* **SOURCE DOCUMENT**:
----

The need to demilitarize the border is certainly an issue the Biden Administration must address head on if the nation is to make a clean break from inhumane enforcement. But overhaul of the U.S. Border Patrol and its parent agency, Customs and Border Protection (CBP), has been conspicuously absent from the campaign trail and the halls of Congress.
“We want justice. We want these cases cleared up. We do not want any more lies.”
To make matters worse, a recent U.S. Supreme Court ruling shields the Border Patrol from accountability. In her dissent, Justice Sonia Sotomayor writes that the majority decision “absolutely immunized from liability” thousands of agents “no matter how egregious the misconduct.”
The Los Angeles Declaration on Migration and Protection, issued during the 2022 Summit of the Americas, calls for “humane migration management.” But what is humane about the Biden Administration putting nearly 4,000 Haitians on deportation flights in the month of May alone?

----

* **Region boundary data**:
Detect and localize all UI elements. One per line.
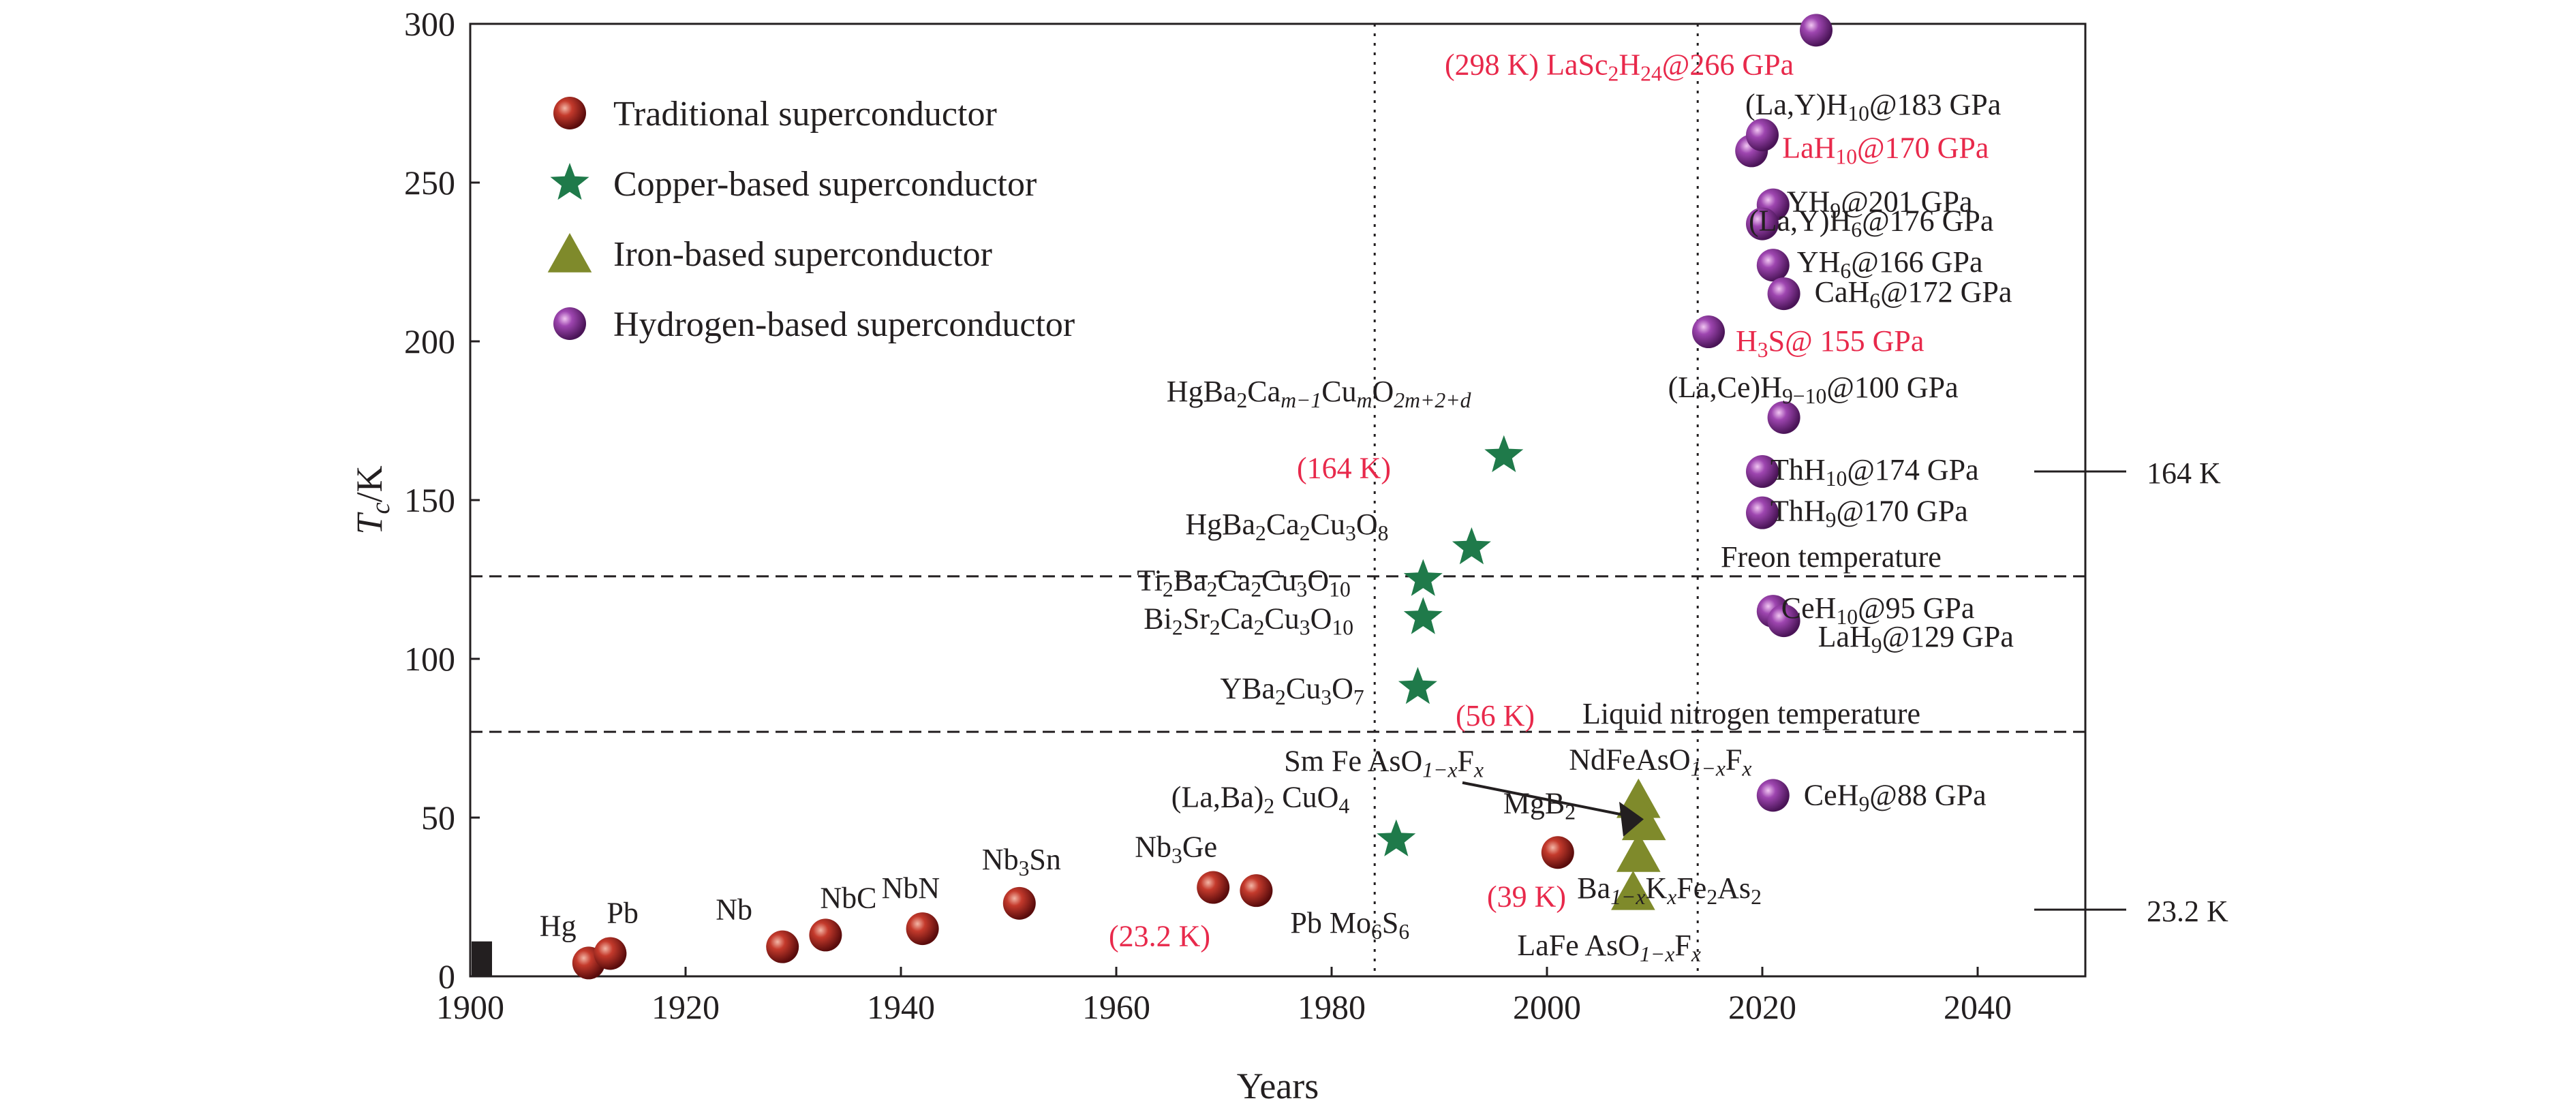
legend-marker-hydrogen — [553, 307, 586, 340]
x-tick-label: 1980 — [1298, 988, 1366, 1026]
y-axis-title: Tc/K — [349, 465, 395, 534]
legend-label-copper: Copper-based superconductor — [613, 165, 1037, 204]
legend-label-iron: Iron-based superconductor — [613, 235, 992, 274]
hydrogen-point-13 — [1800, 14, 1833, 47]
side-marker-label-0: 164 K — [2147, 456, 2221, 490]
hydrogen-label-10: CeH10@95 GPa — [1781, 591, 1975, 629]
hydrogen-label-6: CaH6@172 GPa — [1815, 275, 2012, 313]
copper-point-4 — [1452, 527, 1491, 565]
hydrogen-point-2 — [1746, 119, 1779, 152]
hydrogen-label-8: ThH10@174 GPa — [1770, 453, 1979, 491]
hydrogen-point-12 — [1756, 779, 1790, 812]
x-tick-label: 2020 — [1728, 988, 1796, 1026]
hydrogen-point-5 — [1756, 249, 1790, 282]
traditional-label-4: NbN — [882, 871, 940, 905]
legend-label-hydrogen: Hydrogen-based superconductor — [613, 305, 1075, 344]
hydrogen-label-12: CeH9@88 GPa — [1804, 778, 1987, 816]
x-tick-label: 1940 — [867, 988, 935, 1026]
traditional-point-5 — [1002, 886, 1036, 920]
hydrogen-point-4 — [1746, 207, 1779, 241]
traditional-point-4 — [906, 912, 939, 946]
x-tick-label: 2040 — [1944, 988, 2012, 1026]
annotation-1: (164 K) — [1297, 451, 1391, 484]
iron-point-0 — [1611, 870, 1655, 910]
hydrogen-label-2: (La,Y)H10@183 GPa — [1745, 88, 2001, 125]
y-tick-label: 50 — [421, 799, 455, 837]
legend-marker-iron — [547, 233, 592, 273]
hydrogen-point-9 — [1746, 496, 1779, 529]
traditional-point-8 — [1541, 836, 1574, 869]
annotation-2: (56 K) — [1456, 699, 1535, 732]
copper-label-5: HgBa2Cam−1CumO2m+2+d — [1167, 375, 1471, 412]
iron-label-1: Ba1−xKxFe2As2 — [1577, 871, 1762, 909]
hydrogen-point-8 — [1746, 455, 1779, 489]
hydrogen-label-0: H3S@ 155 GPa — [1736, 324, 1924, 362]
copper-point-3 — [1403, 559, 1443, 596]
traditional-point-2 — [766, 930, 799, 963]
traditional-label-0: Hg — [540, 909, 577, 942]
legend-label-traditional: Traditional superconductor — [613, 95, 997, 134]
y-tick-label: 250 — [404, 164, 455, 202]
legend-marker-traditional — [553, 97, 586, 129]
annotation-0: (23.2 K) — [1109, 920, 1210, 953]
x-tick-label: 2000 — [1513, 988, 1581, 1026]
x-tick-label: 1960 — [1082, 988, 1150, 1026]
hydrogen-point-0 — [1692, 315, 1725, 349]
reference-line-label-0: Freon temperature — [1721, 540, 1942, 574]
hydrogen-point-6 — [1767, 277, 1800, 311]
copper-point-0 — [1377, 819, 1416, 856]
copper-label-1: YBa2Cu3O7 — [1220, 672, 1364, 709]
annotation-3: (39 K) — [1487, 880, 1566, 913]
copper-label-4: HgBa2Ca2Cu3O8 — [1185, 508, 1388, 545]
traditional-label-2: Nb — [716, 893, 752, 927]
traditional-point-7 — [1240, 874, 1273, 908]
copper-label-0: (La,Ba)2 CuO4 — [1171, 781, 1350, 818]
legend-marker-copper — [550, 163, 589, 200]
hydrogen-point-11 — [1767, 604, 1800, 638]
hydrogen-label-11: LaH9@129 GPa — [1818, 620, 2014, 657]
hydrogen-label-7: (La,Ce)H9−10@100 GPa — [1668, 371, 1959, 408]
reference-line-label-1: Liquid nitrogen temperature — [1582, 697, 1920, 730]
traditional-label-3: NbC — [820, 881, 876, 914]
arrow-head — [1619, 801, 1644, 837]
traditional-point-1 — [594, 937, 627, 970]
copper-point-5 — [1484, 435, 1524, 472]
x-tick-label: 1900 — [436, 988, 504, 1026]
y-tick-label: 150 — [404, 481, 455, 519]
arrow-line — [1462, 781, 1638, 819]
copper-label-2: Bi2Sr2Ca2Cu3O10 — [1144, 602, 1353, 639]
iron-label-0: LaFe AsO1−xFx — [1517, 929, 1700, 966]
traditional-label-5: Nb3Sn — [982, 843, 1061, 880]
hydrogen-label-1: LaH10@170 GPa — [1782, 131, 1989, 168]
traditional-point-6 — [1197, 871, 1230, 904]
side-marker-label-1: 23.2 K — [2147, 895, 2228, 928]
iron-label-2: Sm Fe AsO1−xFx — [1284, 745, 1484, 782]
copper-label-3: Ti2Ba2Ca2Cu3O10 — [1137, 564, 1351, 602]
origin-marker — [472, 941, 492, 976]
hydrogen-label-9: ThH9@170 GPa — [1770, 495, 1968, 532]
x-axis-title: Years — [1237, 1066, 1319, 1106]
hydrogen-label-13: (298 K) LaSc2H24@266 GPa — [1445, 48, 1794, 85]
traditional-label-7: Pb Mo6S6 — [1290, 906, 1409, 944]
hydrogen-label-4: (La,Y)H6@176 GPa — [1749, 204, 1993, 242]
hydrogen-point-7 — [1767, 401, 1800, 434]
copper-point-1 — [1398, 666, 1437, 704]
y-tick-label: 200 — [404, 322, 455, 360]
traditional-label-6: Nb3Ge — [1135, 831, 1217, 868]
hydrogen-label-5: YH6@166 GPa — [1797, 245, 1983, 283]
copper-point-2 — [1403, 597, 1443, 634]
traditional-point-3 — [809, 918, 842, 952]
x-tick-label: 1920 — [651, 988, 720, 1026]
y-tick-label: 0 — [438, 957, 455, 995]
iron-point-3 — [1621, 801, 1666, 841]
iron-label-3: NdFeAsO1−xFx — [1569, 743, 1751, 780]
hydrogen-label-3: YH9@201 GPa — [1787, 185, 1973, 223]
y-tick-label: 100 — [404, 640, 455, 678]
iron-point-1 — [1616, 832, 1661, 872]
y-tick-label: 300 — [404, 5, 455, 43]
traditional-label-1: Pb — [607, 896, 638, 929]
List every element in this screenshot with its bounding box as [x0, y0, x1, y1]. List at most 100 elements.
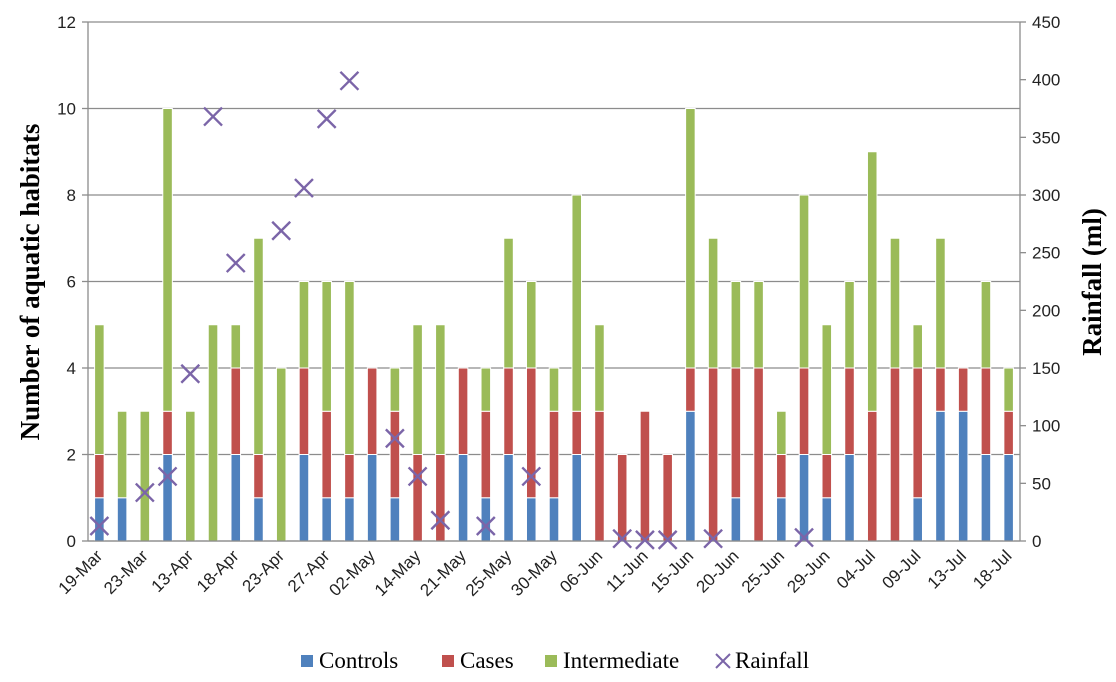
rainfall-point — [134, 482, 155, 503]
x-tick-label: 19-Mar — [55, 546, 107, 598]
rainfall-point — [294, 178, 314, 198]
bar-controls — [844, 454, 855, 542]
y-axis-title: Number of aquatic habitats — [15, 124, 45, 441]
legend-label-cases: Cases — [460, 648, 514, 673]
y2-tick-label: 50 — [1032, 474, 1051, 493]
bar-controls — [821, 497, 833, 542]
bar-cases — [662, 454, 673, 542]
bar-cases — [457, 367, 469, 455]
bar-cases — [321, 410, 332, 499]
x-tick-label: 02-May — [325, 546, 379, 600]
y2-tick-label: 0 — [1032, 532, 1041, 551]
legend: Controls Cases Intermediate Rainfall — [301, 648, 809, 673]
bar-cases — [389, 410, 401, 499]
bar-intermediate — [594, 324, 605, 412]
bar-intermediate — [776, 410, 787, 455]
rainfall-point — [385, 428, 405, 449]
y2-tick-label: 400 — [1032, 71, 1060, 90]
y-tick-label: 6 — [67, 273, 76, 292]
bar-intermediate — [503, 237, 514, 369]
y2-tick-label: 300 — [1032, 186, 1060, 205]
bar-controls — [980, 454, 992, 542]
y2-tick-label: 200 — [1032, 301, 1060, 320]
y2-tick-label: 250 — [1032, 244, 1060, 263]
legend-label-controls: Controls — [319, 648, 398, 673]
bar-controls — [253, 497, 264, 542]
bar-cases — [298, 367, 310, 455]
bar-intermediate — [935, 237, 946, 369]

----

* **YOUR GOAL**: In the text on border enforcement, list in order of appearance every passage set inside quotation marks.

* **TASK SOLUTION**:
1. We want justice. We want these cases cleared up. We do not want any more lies.
2. absolutely immunized from liability
3. no matter how egregious the misconduct.
4. humane migration management.